Task to carry out » Only the lines from the one containing "Read this page and output its text content." to the end of the records should be written out, exactly and with both ends included; pictures are excluded.
• • •
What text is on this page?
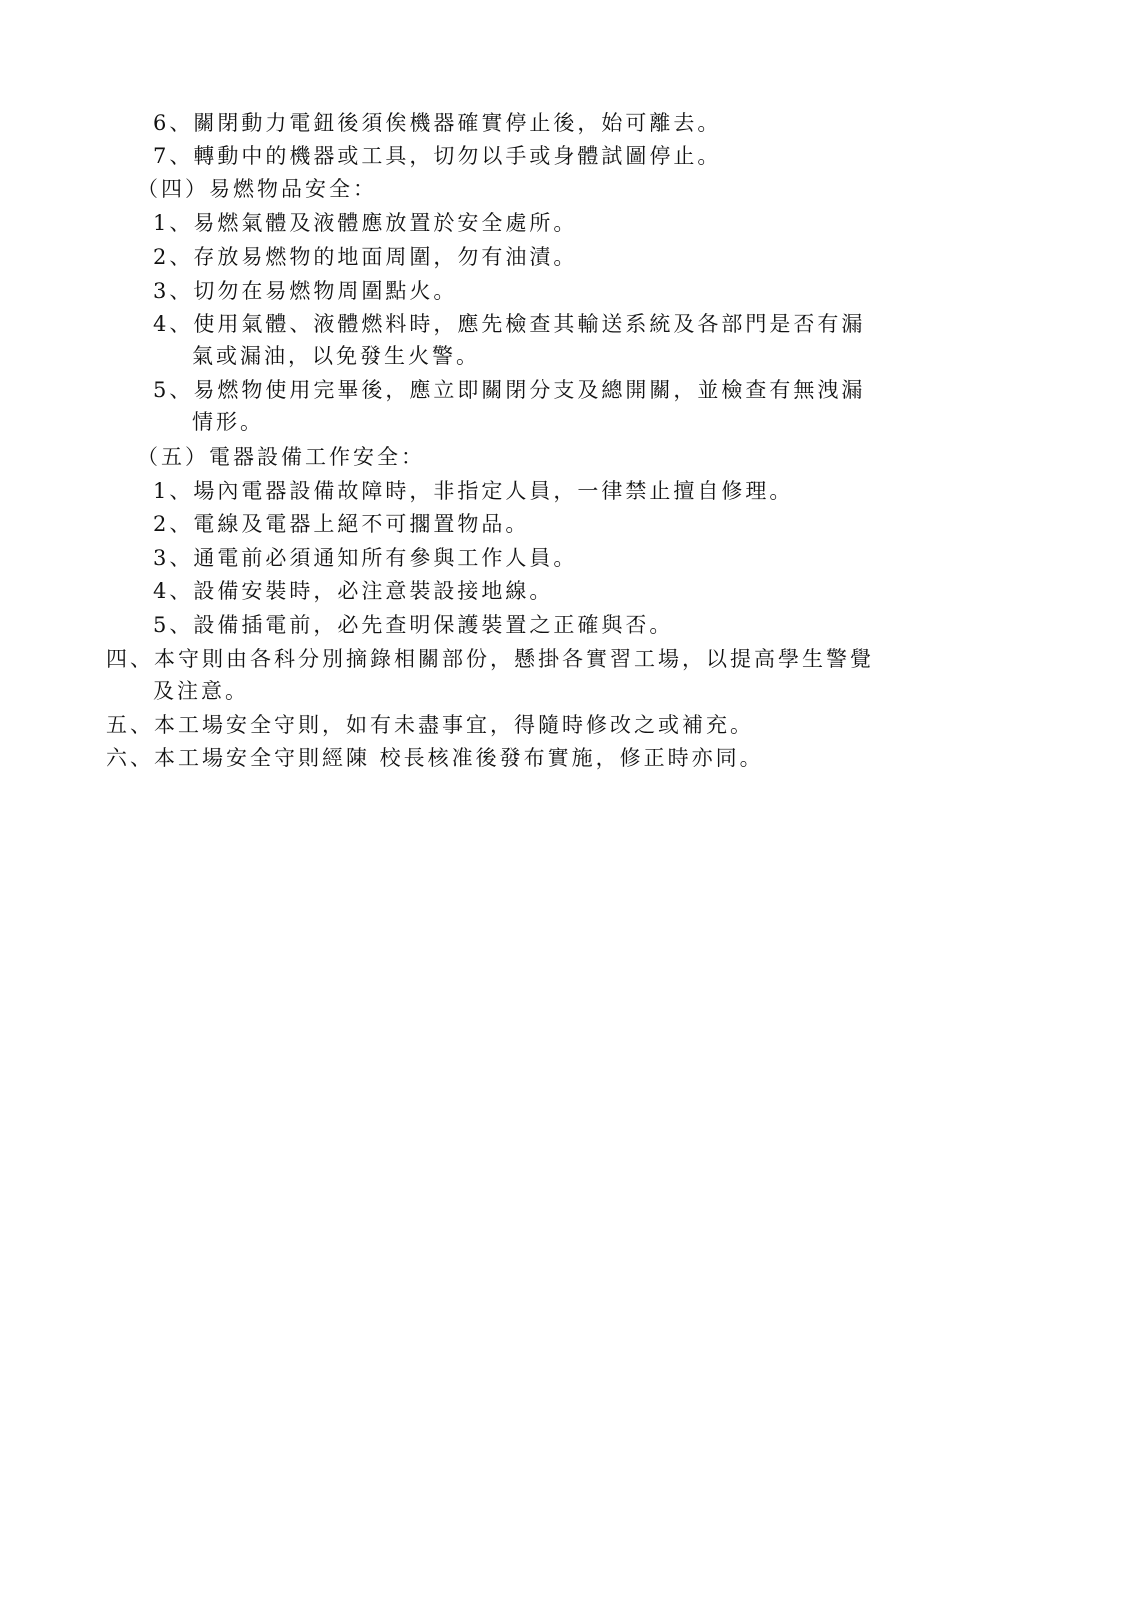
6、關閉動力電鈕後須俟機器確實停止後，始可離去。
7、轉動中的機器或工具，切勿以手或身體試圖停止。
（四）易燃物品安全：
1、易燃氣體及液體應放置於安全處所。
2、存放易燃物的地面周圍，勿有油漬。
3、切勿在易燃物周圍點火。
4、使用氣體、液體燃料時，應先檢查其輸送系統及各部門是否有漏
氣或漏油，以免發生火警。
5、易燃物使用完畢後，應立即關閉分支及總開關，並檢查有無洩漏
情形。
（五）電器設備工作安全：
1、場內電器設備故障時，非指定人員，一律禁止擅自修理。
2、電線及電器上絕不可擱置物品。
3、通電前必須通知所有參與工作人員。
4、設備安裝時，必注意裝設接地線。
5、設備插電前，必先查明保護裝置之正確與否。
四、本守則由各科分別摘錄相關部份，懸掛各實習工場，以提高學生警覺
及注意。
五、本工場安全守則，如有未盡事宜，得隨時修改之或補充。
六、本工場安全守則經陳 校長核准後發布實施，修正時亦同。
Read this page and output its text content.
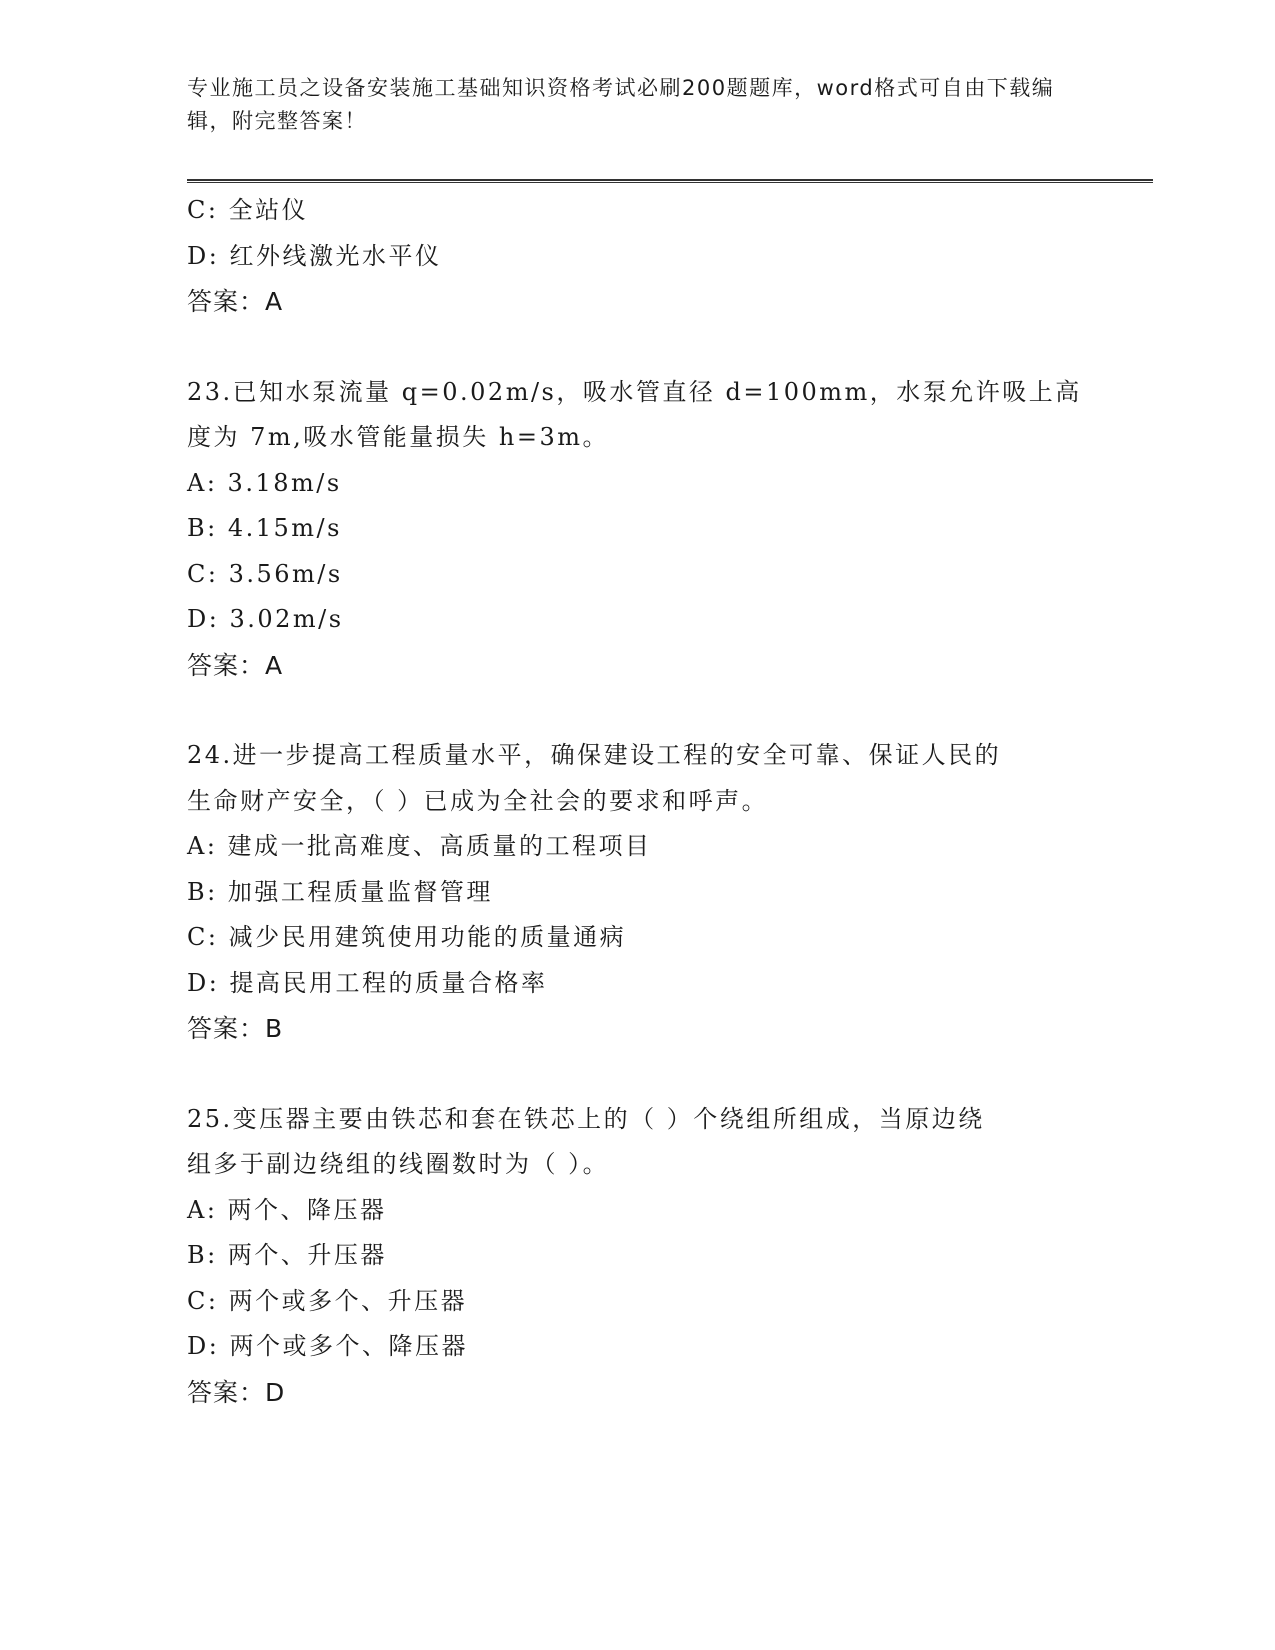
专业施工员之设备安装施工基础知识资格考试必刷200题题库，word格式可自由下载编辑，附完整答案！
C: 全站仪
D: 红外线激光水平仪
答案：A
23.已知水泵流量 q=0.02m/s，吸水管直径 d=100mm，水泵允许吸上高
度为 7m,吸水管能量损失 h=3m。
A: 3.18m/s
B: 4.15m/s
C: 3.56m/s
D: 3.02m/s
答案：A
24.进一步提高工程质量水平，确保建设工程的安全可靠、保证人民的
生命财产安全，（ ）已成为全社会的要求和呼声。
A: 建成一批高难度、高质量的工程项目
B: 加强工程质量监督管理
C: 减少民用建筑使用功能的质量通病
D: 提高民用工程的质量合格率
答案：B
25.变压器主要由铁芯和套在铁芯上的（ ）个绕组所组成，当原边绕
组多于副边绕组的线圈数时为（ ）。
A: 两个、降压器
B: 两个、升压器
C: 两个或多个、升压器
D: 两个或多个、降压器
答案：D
• • •
Finished answer »
Read this page and output its text content.
专业施工员之设备安装施工基础知识资格考试必刷200题题库，word格式可自由下载编辑，附完整答案！
C: 全站仪
D: 红外线激光水平仪
答案：A
23.已知水泵流量 q=0.02m/s，吸水管直径 d=100mm，水泵允许吸上高
度为 7m,吸水管能量损失 h=3m。
A: 3.18m/s
B: 4.15m/s
C: 3.56m/s
D: 3.02m/s
答案：A
24.进一步提高工程质量水平，确保建设工程的安全可靠、保证人民的
生命财产安全，（ ）已成为全社会的要求和呼声。
A: 建成一批高难度、高质量的工程项目
B: 加强工程质量监督管理
C: 减少民用建筑使用功能的质量通病
D: 提高民用工程的质量合格率
答案：B
25.变压器主要由铁芯和套在铁芯上的（ ）个绕组所组成，当原边绕
组多于副边绕组的线圈数时为（ ）。
A: 两个、降压器
B: 两个、升压器
C: 两个或多个、升压器
D: 两个或多个、降压器
答案：D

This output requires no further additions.